→ **Problem requirements**
Reproduce each line of the material exactly, minus any picture.

→ **Data**
###
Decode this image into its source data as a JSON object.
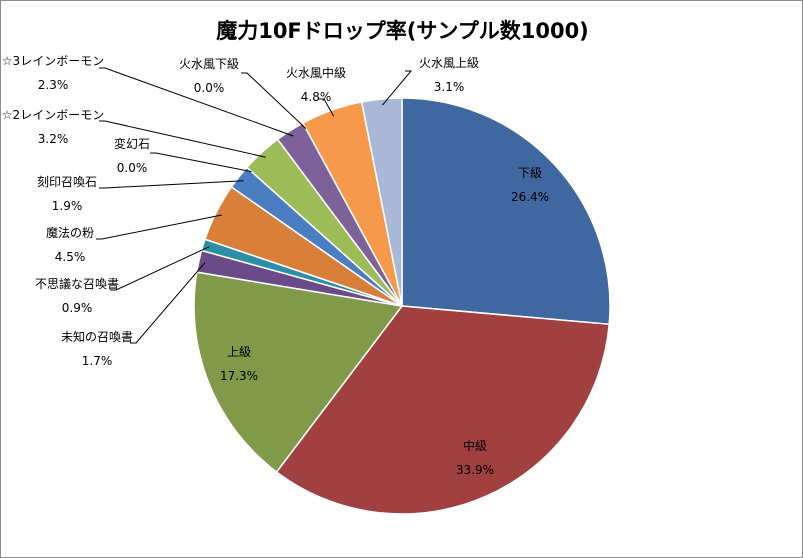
{
  "chart_data": {
    "type": "pie",
    "title": "魔力10Fドロップ率(サンプル数1000)",
    "slices": [
      {
        "name": "下級",
        "value": 26.4,
        "label": "26.4%",
        "color": "#4068a0"
      },
      {
        "name": "中級",
        "value": 33.9,
        "label": "33.9%",
        "color": "#a04040"
      },
      {
        "name": "上級",
        "value": 17.3,
        "label": "17.3%",
        "color": "#809a4a"
      },
      {
        "name": "未知の召喚書",
        "value": 1.7,
        "label": "1.7%",
        "color": "#6a4a88"
      },
      {
        "name": "不思議な召喚書",
        "value": 0.9,
        "label": "0.9%",
        "color": "#2c8fa6"
      },
      {
        "name": "魔法の粉",
        "value": 4.5,
        "label": "4.5%",
        "color": "#d8803a"
      },
      {
        "name": "刻印召喚石",
        "value": 1.9,
        "label": "1.9%",
        "color": "#4a7ec0"
      },
      {
        "name": "変幻石",
        "value": 0.0,
        "label": "0.0%",
        "color": "#c04848"
      },
      {
        "name": "☆2レインボーモン",
        "value": 3.2,
        "label": "3.2%",
        "color": "#9cbc58"
      },
      {
        "name": "☆3レインボーモン",
        "value": 2.3,
        "label": "2.3%",
        "color": "#7d629a"
      },
      {
        "name": "火水風下級",
        "value": 0.0,
        "label": "0.0%",
        "color": "#3aa8c4"
      },
      {
        "name": "火水風中級",
        "value": 4.8,
        "label": "4.8%",
        "color": "#f7994a"
      },
      {
        "name": "火水風上級",
        "value": 3.1,
        "label": "3.1%",
        "color": "#a9b8d8"
      }
    ],
    "legend": "none",
    "data_labels": "category name and percentage"
  }
}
###
→ **Output of the task**
Decode this image into its source data as a JSON object.
{
  "chart_data": {
    "type": "pie",
    "title": "魔力10Fドロップ率(サンプル数1000)",
    "slices": [
      {
        "name": "下級",
        "value": 26.4,
        "label": "26.4%",
        "color": "#4068a0"
      },
      {
        "name": "中級",
        "value": 33.9,
        "label": "33.9%",
        "color": "#a04040"
      },
      {
        "name": "上級",
        "value": 17.3,
        "label": "17.3%",
        "color": "#809a4a"
      },
      {
        "name": "未知の召喚書",
        "value": 1.7,
        "label": "1.7%",
        "color": "#6a4a88"
      },
      {
        "name": "不思議な召喚書",
        "value": 0.9,
        "label": "0.9%",
        "color": "#2c8fa6"
      },
      {
        "name": "魔法の粉",
        "value": 4.5,
        "label": "4.5%",
        "color": "#d8803a"
      },
      {
        "name": "刻印召喚石",
        "value": 1.9,
        "label": "1.9%",
        "color": "#4a7ec0"
      },
      {
        "name": "変幻石",
        "value": 0.0,
        "label": "0.0%",
        "color": "#c04848"
      },
      {
        "name": "☆2レインボーモン",
        "value": 3.2,
        "label": "3.2%",
        "color": "#9cbc58"
      },
      {
        "name": "☆3レインボーモン",
        "value": 2.3,
        "label": "2.3%",
        "color": "#7d629a"
      },
      {
        "name": "火水風下級",
        "value": 0.0,
        "label": "0.0%",
        "color": "#3aa8c4"
      },
      {
        "name": "火水風中級",
        "value": 4.8,
        "label": "4.8%",
        "color": "#f7994a"
      },
      {
        "name": "火水風上級",
        "value": 3.1,
        "label": "3.1%",
        "color": "#a9b8d8"
      }
    ],
    "legend": "none",
    "data_labels": "category name and percentage"
  }
}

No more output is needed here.